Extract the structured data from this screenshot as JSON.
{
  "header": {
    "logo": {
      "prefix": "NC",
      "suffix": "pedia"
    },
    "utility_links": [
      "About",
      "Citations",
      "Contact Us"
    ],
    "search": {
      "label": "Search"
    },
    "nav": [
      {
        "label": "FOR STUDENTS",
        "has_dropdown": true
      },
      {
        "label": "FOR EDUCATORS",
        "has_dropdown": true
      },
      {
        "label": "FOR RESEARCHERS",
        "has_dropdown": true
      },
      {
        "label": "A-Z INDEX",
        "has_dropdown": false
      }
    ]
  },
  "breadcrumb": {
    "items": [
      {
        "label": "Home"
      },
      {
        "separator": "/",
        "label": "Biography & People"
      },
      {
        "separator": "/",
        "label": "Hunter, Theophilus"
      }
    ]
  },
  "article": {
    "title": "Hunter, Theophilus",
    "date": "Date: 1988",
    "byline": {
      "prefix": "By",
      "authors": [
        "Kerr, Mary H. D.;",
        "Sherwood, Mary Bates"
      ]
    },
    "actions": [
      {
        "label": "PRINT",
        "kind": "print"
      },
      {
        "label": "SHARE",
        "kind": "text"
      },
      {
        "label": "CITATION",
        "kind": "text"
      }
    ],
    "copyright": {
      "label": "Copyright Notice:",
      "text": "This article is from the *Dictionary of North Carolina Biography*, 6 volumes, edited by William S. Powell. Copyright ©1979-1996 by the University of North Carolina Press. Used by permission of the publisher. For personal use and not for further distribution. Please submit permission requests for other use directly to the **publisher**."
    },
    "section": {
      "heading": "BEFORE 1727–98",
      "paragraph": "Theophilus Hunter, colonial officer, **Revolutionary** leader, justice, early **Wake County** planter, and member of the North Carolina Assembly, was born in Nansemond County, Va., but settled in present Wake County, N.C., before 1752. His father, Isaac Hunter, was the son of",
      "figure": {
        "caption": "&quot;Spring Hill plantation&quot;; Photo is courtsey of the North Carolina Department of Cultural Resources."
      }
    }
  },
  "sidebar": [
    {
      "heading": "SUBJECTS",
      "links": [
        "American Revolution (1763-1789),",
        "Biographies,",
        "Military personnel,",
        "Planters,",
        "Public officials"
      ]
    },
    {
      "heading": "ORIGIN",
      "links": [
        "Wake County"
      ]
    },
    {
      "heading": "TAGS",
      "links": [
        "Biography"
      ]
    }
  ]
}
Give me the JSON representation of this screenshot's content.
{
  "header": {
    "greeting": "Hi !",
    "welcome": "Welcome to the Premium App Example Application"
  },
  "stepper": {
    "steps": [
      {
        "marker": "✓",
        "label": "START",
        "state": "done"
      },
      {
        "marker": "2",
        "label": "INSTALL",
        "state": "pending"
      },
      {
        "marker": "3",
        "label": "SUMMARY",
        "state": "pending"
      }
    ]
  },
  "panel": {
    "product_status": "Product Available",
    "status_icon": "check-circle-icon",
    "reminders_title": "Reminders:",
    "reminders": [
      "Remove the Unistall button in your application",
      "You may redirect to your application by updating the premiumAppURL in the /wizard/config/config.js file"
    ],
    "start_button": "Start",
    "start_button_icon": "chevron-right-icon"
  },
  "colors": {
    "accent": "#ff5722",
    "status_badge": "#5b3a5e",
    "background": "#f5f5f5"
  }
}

◆ WORK INSTRUCTIONS: Repeat all entries. Match them exactly.

◆ RESPONSE TO THE EXERCISE:
Extract the structured data from this screenshot as JSON.
{
  "header": {
    "logo": {
      "prefix": "NC",
      "suffix": "pedia"
    },
    "utility_links": [
      "About",
      "Citations",
      "Contact Us"
    ],
    "search": {
      "label": "Search"
    },
    "nav": [
      {
        "label": "FOR STUDENTS",
        "has_dropdown": true
      },
      {
        "label": "FOR EDUCATORS",
        "has_dropdown": true
      },
      {
        "label": "FOR RESEARCHERS",
        "has_dropdown": true
      },
      {
        "label": "A-Z INDEX",
        "has_dropdown": false
      }
    ]
  },
  "breadcrumb": {
    "items": [
      {
        "label": "Home"
      },
      {
        "separator": "/",
        "label": "Biography & People"
      },
      {
        "separator": "/",
        "label": "Hunter, Theophilus"
      }
    ]
  },
  "article": {
    "title": "Hunter, Theophilus",
    "date": "Date: 1988",
    "byline": {
      "prefix": "By",
      "authors": [
        "Kerr, Mary H. D.;",
        "Sherwood, Mary Bates"
      ]
    },
    "actions": [
      {
        "label": "PRINT",
        "kind": "print"
      },
      {
        "label": "SHARE",
        "kind": "text"
      },
      {
        "label": "CITATION",
        "kind": "text"
      }
    ],
    "copyright": {
      "label": "Copyright Notice:",
      "text": "This article is from the *Dictionary of North Carolina Biography*, 6 volumes, edited by William S. Powell. Copyright ©1979-1996 by the University of North Carolina Press. Used by permission of the publisher. For personal use and not for further distribution. Please submit permission requests for other use directly to the **publisher**."
    },
    "section": {
      "heading": "BEFORE 1727–98",
      "paragraph": "Theophilus Hunter, colonial officer, **Revolutionary** leader, justice, early **Wake County** planter, and member of the North Carolina Assembly, was born in Nansemond County, Va., but settled in present Wake County, N.C., before 1752. His father, Isaac Hunter, was the son of",
      "figure": {
        "caption": "&quot;Spring Hill plantation&quot;; Photo is courtsey of the North Carolina Department of Cultural Resources."
      }
    }
  },
  "sidebar": [
    {
      "heading": "SUBJECTS",
      "links": [
        "American Revolution (1763-1789),",
        "Biographies,",
        "Military personnel,",
        "Planters,",
        "Public officials"
      ]
    },
    {
      "heading": "ORIGIN",
      "links": [
        "Wake County"
      ]
    },
    {
      "heading": "TAGS",
      "links": [
        "Biography"
      ]
    }
  ]
}
Give me the JSON representation of this screenshot's content.
{
  "header": {
    "greeting": "Hi !",
    "welcome": "Welcome to the Premium App Example Application"
  },
  "stepper": {
    "steps": [
      {
        "marker": "✓",
        "label": "START",
        "state": "done"
      },
      {
        "marker": "2",
        "label": "INSTALL",
        "state": "pending"
      },
      {
        "marker": "3",
        "label": "SUMMARY",
        "state": "pending"
      }
    ]
  },
  "panel": {
    "product_status": "Product Available",
    "status_icon": "check-circle-icon",
    "reminders_title": "Reminders:",
    "reminders": [
      "Remove the Unistall button in your application",
      "You may redirect to your application by updating the premiumAppURL in the /wizard/config/config.js file"
    ],
    "start_button": "Start",
    "start_button_icon": "chevron-right-icon"
  },
  "colors": {
    "accent": "#ff5722",
    "status_badge": "#5b3a5e",
    "background": "#f5f5f5"
  }
}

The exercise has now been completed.